● MATERIAL FOR THE TASK
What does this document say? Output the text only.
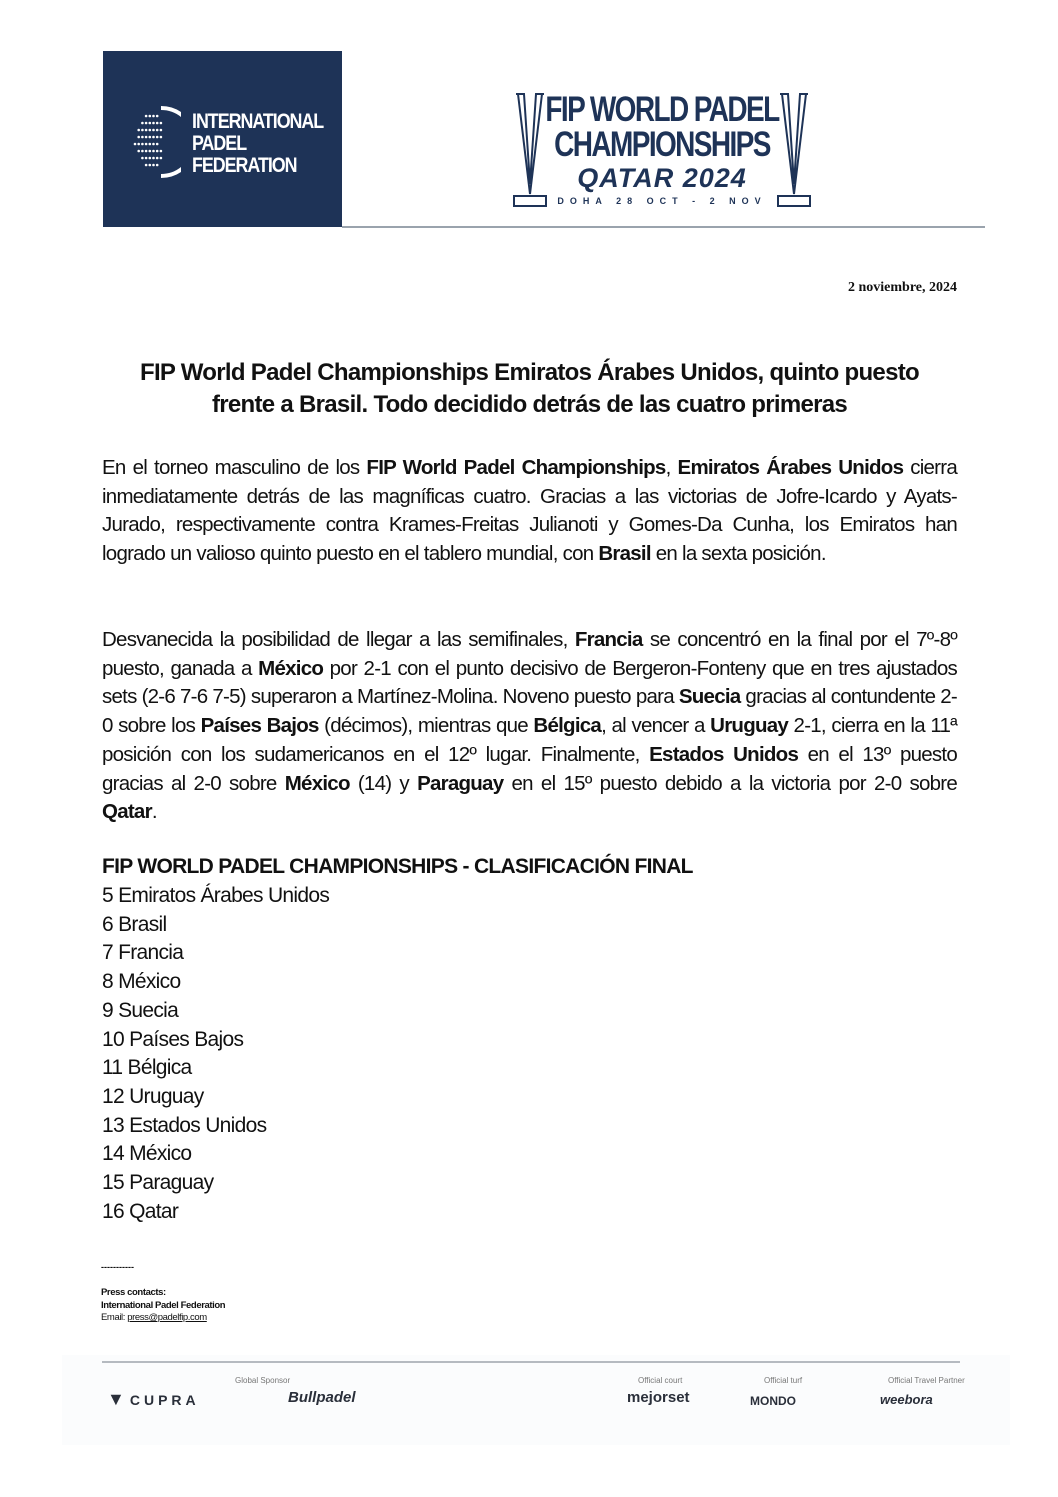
INTERNATIONAL
PADEL
FEDERATION
FIP WORLD PADEL
CHAMPIONSHIPS
QATAR 2024
DOHA 28 OCT - 2 NOV
2 noviembre, 2024
FIP World Padel Championships Emiratos Árabes Unidos, quinto puesto
frente a Brasil. Todo decidido detrás de las cuatro primeras
En el torneo masculino de los FIP World Padel Championships, Emiratos Árabes Unidos cierra inmediatamente detrás de las magníficas cuatro. Gracias a las victorias de Jofre-Icardo y Ayats-Jurado, respectivamente contra Krames-Freitas Julianoti y Gomes-Da Cunha, los Emiratos han logrado un valioso quinto puesto en el tablero mundial, con Brasil en la sexta posición.
Desvanecida la posibilidad de llegar a las semifinales, Francia se concentró en la final por el 7º-8º puesto, ganada a México por 2-1 con el punto decisivo de Bergeron-Fonteny que en tres ajustados sets (2-6 7-6 7-5) superaron a Martínez-Molina. Noveno puesto para Suecia gracias al contundente 2-0 sobre los Países Bajos (décimos), mientras que Bélgica, al vencer a Uruguay 2-1, cierra en la 11ª posición con los sudamericanos en el 12º lugar. Finalmente, Estados Unidos en el 13º puesto gracias al 2-0 sobre México (14) y Paraguay en el 15º puesto debido a la victoria por 2-0 sobre Qatar.
FIP WORLD PADEL CHAMPIONSHIPS - CLASIFICACIÓN FINAL
5 Emiratos Árabes Unidos
6 Brasil
7 Francia
8 México
9 Suecia
10 Países Bajos
11 Bélgica
12 Uruguay
13 Estados Unidos
14 México
15 Paraguay
16 Qatar
-----------
Press contacts:
International Padel Federation
Email: press@padelfip.com
Global Sponsor	Official court	Official turf	Official Travel Partner
▼ CUPRA	Bullpadel	mejorset	MONDO	weebora
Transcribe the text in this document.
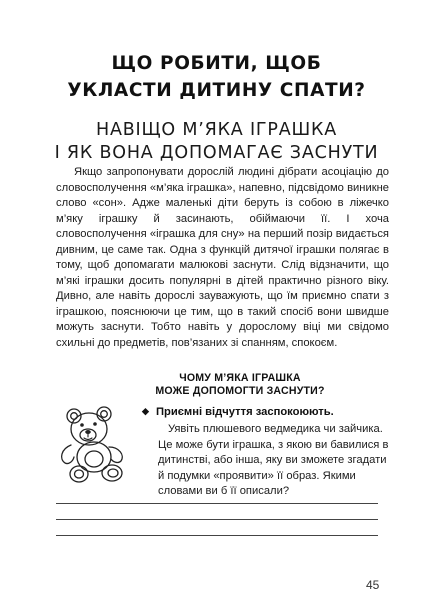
ЩО РОБИТИ, ЩОБ
УКЛАСТИ ДИТИНУ СПАТИ?
НАВІЩО М’ЯКА ІГРАШКА
І ЯК ВОНА ДОПОМАГАЄ ЗАСНУТИ

Якщо запропонувати дорослій людині дібрати асоціацію до словосполучення «м’яка іграшка», напевно, підсвідомо виникне слово «сон». Адже маленькі діти беруть із собою в ліжечко м’яку іграшку й засинають, обіймаючи її. І хоча словосполучення «іграшка для сну» на перший позір видається дивним, це саме так. Одна з функцій дитячої іграшки полягає в тому, щоб допомагати малюкові заснути. Слід відзначити, що м’які іграшки досить популярні в дітей практично різного віку. Дивно, але навіть дорослі зауважують, що їм приємно спати з іграшкою, пояснюючи це тим, що в такий спосіб вони швидше можуть заснути. Тобто навіть у дорослому віці ми свідомо схильні до предметів, пов’язаних зі спанням, спокоєм.

ЧОМУ М’ЯКА ІГРАШКА
МОЖЕ ДОПОМОГТИ ЗАСНУТИ?
◆ Приємні відчуття заспокоюють.

Уявіть плюшевого ведмедика чи зайчика. Це може бути іграшка, з якою ви бавилися в дитинстві, або інша, яку ви зможете згадати й подумки «проявити» її образ. Якими словами ви б її описали?

45
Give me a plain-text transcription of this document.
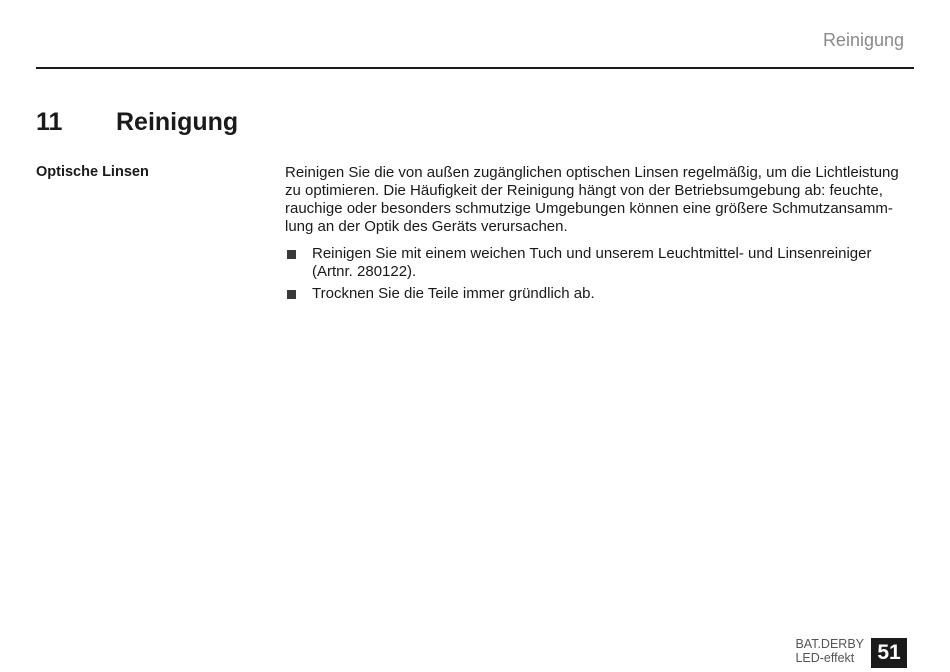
Reinigung
11 Reinigung
Optische Linsen	Reinigen Sie die von außen zugänglichen optischen Linsen regelmäßig, um die Lichtleistung zu optimieren. Die Häufigkeit der Reinigung hängt von der Betriebsumgebung ab: feuchte, rauchige oder besonders schmutzige Umgebungen können eine größere Schmutzansamm-lung an der Optik des Geräts verursachen.

Reinigen Sie mit einem weichen Tuch und unserem Leuchtmittel- und Linsenreiniger (Artnr. 280122).
Trocknen Sie die Teile immer gründlich ab.
BAT.DERBY
LED-effekt	51
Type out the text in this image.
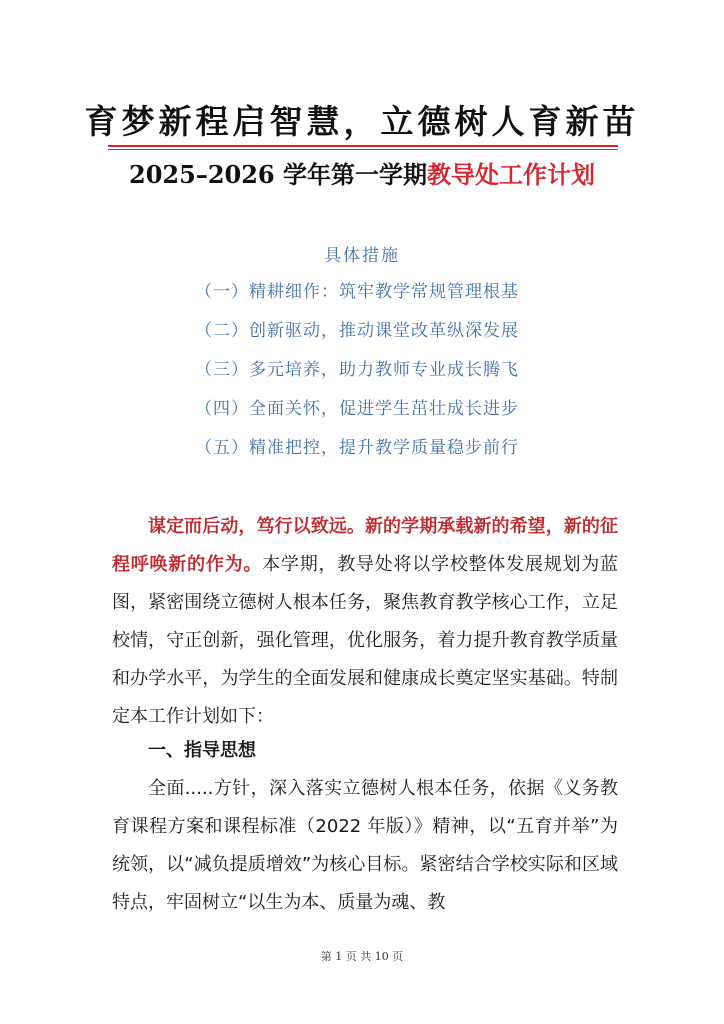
育梦新程启智慧，立德树人育新苗
2025–2026 学年第一学期教导处工作计划
具体措施
（一）精耕细作：筑牢教学常规管理根基
（二）创新驱动，推动课堂改革纵深发展
（三）多元培养，助力教师专业成长腾飞
（四）全面关怀，促进学生茁壮成长进步
（五）精准把控，提升教学质量稳步前行
谋定而后动，笃行以致远。新的学期承载新的希望，新的征程呼唤新的作为。本学期，教导处将以学校整体发展规划为蓝图，紧密围绕立德树人根本任务，聚焦教育教学核心工作，立足校情，守正创新，强化管理，优化服务，着力提升教育教学质量和办学水平，为学生的全面发展和健康成长奠定坚实基础。特制定本工作计划如下：
一、指导思想
全面.....方针，深入落实立德树人根本任务，依据《义务教育课程方案和课程标准（2022 年版）》精神，以“五育并举”为统领，以“减负提质增效”为核心目标。紧密结合学校实际和区域特点，牢固树立“以生为本、质量为魂、教
第 1 页 共 10 页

● TASK
Leave the images out and output the remaining material exactly as it stands.

● RESULT FOR THIS TASK
What does this document say? Output the text only.
INTERNATIONAL
PADEL
FEDERATION
FIP WORLD PADEL
CHAMPIONSHIPS
QATAR 2024
DOHA 28 OCT - 2 NOV
2 noviembre, 2024
FIP World Padel Championships Emiratos Árabes Unidos, quinto puesto
frente a Brasil. Todo decidido detrás de las cuatro primeras
En el torneo masculino de los FIP World Padel Championships, Emiratos Árabes Unidos cierra inmediatamente detrás de las magníficas cuatro. Gracias a las victorias de Jofre-Icardo y Ayats-Jurado, respectivamente contra Krames-Freitas Julianoti y Gomes-Da Cunha, los Emiratos han logrado un valioso quinto puesto en el tablero mundial, con Brasil en la sexta posición.
Desvanecida la posibilidad de llegar a las semifinales, Francia se concentró en la final por el 7º-8º puesto, ganada a México por 2-1 con el punto decisivo de Bergeron-Fonteny que en tres ajustados sets (2-6 7-6 7-5) superaron a Martínez-Molina. Noveno puesto para Suecia gracias al contundente 2-0 sobre los Países Bajos (décimos), mientras que Bélgica, al vencer a Uruguay 2-1, cierra en la 11ª posición con los sudamericanos en el 12º lugar. Finalmente, Estados Unidos en el 13º puesto gracias al 2-0 sobre México (14) y Paraguay en el 15º puesto debido a la victoria por 2-0 sobre Qatar.
FIP WORLD PADEL CHAMPIONSHIPS - CLASIFICACIÓN FINAL
5 Emiratos Árabes Unidos
6 Brasil
7 Francia
8 México
9 Suecia
10 Países Bajos
11 Bélgica
12 Uruguay
13 Estados Unidos
14 México
15 Paraguay
16 Qatar
-----------
Press contacts:
International Padel Federation
Email: press@padelfip.com
Global Sponsor	Official court	Official turf	Official Travel Partner
▼ CUPRA	Bullpadel	mejorset	MONDO	weebora
Transcribe the text in this document.
ЩО РОБИТИ, ЩОБ
УКЛАСТИ ДИТИНУ СПАТИ?
НАВІЩО М’ЯКА ІГРАШКА
І ЯК ВОНА ДОПОМАГАЄ ЗАСНУТИ

Якщо запропонувати дорослій людині дібрати асоціацію до словосполучення «м’яка іграшка», напевно, підсвідомо виникне слово «сон». Адже маленькі діти беруть із собою в ліжечко м’яку іграшку й засинають, обіймаючи її. І хоча словосполучення «іграшка для сну» на перший позір видається дивним, це саме так. Одна з функцій дитячої іграшки полягає в тому, щоб допомагати малюкові заснути. Слід відзначити, що м’які іграшки досить популярні в дітей практично різного віку. Дивно, але навіть дорослі зауважують, що їм приємно спати з іграшкою, пояснюючи це тим, що в такий спосіб вони швидше можуть заснути. Тобто навіть у дорослому віці ми свідомо схильні до предметів, пов’язаних зі спанням, спокоєм.

ЧОМУ М’ЯКА ІГРАШКА
МОЖЕ ДОПОМОГТИ ЗАСНУТИ?
◆ Приємні відчуття заспокоюють.

Уявіть плюшевого ведмедика чи зайчика. Це може бути іграшка, з якою ви бавилися в дитинстві, або інша, яку ви зможете згадати й подумки «проявити» її образ. Якими словами ви б її описали?

45
Give me a plain-text transcription of this document.
Reinigung
11 Reinigung
Optische Linsen	Reinigen Sie die von außen zugänglichen optischen Linsen regelmäßig, um die Lichtleistung zu optimieren. Die Häufigkeit der Reinigung hängt von der Betriebsumgebung ab: feuchte, rauchige oder besonders schmutzige Umgebungen können eine größere Schmutzansamm-lung an der Optik des Geräts verursachen.

Reinigen Sie mit einem weichen Tuch und unserem Leuchtmittel- und Linsenreiniger (Artnr. 280122).
Trocknen Sie die Teile immer gründlich ab.
BAT.DERBY
LED-effekt	51
Type out the text in this image.
育梦新程启智慧，立德树人育新苗
2025–2026 学年第一学期教导处工作计划
具体措施
（一）精耕细作：筑牢教学常规管理根基
（二）创新驱动，推动课堂改革纵深发展
（三）多元培养，助力教师专业成长腾飞
（四）全面关怀，促进学生茁壮成长进步
（五）精准把控，提升教学质量稳步前行
谋定而后动，笃行以致远。新的学期承载新的希望，新的征程呼唤新的作为。本学期，教导处将以学校整体发展规划为蓝图，紧密围绕立德树人根本任务，聚焦教育教学核心工作，立足校情，守正创新，强化管理，优化服务，着力提升教育教学质量和办学水平，为学生的全面发展和健康成长奠定坚实基础。特制定本工作计划如下：
一、指导思想
全面.....方针，深入落实立德树人根本任务，依据《义务教育课程方案和课程标准（2022 年版）》精神，以“五育并举”为统领，以“减负提质增效”为核心目标。紧密结合学校实际和区域特点，牢固树立“以生为本、质量为魂、教
第 1 页 共 10 页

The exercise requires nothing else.